(Source records)
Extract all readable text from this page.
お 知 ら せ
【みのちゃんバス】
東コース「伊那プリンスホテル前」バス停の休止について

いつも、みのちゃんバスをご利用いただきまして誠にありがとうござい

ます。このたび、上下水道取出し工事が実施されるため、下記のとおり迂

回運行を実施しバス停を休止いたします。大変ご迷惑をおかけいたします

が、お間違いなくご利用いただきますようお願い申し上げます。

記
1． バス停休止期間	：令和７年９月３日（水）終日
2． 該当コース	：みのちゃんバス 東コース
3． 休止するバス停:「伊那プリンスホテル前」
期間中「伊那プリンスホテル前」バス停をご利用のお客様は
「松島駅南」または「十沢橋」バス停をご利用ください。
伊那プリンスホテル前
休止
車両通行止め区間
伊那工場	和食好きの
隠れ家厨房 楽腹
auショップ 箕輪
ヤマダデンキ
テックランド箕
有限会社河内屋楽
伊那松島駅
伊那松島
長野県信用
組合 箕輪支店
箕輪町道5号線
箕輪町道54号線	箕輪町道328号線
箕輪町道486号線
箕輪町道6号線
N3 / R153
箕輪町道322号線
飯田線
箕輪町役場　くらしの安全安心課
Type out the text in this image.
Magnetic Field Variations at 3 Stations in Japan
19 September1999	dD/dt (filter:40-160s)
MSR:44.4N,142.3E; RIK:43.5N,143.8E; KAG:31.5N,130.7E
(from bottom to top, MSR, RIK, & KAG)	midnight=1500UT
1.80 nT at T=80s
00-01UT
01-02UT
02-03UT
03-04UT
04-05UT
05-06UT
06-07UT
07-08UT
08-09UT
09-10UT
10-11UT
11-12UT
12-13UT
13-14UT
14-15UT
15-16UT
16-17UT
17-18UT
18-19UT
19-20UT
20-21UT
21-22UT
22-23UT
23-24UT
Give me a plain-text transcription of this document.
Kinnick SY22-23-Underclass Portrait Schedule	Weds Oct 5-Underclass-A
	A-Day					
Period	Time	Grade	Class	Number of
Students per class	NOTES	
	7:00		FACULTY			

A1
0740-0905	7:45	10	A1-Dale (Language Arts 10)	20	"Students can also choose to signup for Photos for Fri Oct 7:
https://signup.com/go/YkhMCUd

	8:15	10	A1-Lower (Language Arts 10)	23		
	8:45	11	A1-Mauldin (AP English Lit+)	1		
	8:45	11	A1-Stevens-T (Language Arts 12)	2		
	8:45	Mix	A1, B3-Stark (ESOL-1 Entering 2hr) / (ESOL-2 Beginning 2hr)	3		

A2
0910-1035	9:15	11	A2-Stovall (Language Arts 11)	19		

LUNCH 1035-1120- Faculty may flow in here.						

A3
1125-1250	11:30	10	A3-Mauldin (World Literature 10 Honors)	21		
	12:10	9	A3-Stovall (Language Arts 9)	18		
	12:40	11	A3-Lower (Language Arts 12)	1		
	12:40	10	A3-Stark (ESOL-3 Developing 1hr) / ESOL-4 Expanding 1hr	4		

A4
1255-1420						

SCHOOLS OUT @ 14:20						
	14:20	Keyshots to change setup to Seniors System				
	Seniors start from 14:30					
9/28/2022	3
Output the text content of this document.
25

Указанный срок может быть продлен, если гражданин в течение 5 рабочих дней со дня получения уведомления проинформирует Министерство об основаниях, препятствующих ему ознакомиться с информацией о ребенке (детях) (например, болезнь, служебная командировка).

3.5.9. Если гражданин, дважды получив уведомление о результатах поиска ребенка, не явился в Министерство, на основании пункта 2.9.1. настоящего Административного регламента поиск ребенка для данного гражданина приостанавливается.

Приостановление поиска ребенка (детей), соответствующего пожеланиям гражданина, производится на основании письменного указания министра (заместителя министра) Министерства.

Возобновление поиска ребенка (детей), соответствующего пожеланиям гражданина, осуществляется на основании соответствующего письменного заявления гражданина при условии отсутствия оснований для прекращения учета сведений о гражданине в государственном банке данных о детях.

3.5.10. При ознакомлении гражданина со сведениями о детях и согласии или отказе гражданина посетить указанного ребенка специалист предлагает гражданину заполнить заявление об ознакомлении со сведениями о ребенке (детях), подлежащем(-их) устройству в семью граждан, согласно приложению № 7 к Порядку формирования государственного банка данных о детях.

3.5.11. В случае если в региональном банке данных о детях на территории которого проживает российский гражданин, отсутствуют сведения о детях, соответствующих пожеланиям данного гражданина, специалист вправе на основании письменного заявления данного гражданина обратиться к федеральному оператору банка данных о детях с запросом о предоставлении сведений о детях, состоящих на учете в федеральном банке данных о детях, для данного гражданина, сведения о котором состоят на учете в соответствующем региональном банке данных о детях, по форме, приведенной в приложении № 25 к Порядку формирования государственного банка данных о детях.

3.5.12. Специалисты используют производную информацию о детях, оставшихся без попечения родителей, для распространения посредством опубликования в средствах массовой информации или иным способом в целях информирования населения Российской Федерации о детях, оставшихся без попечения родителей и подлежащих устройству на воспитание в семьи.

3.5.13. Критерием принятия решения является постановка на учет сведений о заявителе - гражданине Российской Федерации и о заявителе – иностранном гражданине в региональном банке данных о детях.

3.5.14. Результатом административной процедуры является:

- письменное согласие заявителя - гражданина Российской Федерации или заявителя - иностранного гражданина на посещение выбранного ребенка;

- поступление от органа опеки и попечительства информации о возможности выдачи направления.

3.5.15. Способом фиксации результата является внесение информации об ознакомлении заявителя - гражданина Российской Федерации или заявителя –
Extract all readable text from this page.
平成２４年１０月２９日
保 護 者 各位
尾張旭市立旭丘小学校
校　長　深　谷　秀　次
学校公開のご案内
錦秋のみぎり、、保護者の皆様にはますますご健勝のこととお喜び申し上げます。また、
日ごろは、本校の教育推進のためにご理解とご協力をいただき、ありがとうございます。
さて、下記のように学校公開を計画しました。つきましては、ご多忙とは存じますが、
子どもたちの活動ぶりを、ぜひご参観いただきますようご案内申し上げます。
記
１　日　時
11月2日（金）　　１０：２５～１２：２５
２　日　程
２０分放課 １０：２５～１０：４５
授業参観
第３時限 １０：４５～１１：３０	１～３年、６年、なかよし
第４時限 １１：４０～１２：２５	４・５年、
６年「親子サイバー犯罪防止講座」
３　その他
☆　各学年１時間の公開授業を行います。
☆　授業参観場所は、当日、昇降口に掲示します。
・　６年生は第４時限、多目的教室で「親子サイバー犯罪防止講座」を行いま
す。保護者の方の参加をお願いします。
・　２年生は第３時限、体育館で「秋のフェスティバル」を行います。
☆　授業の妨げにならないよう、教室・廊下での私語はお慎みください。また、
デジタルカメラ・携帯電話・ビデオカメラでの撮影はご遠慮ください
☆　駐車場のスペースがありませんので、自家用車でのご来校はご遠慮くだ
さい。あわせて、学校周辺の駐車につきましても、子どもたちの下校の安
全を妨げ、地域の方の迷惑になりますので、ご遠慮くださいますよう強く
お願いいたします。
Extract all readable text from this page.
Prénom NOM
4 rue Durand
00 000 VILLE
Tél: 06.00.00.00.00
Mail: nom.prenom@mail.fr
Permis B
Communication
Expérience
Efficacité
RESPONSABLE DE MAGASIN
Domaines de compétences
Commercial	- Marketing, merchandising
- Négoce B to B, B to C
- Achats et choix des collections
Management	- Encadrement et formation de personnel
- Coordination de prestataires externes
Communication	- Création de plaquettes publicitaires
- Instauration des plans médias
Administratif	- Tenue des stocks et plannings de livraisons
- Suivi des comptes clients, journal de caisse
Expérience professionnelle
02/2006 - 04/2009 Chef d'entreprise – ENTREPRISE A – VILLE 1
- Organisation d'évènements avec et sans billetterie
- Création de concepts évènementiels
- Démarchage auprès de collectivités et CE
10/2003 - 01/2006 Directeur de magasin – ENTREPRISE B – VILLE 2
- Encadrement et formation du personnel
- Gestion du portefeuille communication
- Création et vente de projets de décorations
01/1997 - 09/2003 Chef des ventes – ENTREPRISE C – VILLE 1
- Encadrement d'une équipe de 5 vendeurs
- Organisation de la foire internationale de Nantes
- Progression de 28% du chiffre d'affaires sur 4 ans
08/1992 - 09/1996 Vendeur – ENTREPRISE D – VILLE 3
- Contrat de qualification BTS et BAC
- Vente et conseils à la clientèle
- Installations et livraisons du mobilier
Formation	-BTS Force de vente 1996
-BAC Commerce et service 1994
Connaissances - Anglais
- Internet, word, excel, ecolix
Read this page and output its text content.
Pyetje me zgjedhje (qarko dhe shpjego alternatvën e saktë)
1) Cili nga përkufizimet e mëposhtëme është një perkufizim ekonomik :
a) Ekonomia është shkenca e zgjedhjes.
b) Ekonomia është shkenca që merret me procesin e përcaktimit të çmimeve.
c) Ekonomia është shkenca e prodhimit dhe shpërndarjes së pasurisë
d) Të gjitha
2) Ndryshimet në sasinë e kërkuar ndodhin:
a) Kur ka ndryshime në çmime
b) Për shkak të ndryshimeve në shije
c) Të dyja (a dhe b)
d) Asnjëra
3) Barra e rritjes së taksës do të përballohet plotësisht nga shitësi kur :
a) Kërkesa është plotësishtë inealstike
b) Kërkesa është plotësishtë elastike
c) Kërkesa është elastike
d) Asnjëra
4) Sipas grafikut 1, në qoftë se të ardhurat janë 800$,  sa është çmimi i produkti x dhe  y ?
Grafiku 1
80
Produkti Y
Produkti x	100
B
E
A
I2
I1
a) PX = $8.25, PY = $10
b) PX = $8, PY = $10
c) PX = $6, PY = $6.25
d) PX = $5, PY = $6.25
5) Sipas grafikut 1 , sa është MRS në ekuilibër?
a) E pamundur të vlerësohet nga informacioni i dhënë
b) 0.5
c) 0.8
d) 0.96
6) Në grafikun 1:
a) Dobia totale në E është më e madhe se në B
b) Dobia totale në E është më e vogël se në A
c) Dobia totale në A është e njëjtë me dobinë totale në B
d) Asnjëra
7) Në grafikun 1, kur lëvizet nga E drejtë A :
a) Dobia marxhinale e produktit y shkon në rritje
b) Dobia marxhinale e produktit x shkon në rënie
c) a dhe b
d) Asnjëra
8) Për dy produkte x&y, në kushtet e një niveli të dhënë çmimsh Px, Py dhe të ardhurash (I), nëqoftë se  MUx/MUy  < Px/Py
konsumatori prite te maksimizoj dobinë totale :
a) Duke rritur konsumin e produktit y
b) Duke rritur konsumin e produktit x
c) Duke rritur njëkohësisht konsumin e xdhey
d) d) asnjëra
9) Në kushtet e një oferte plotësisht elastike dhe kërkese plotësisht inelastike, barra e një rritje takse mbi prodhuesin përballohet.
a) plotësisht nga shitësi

## Objective
Look through the material above and pick out each line holding the word "Kërkesa".

## Expected answer
a) Kërkesa është plotësishtë inealstike
b) Kërkesa është plotësishtë elastike
c) Kërkesa është elastike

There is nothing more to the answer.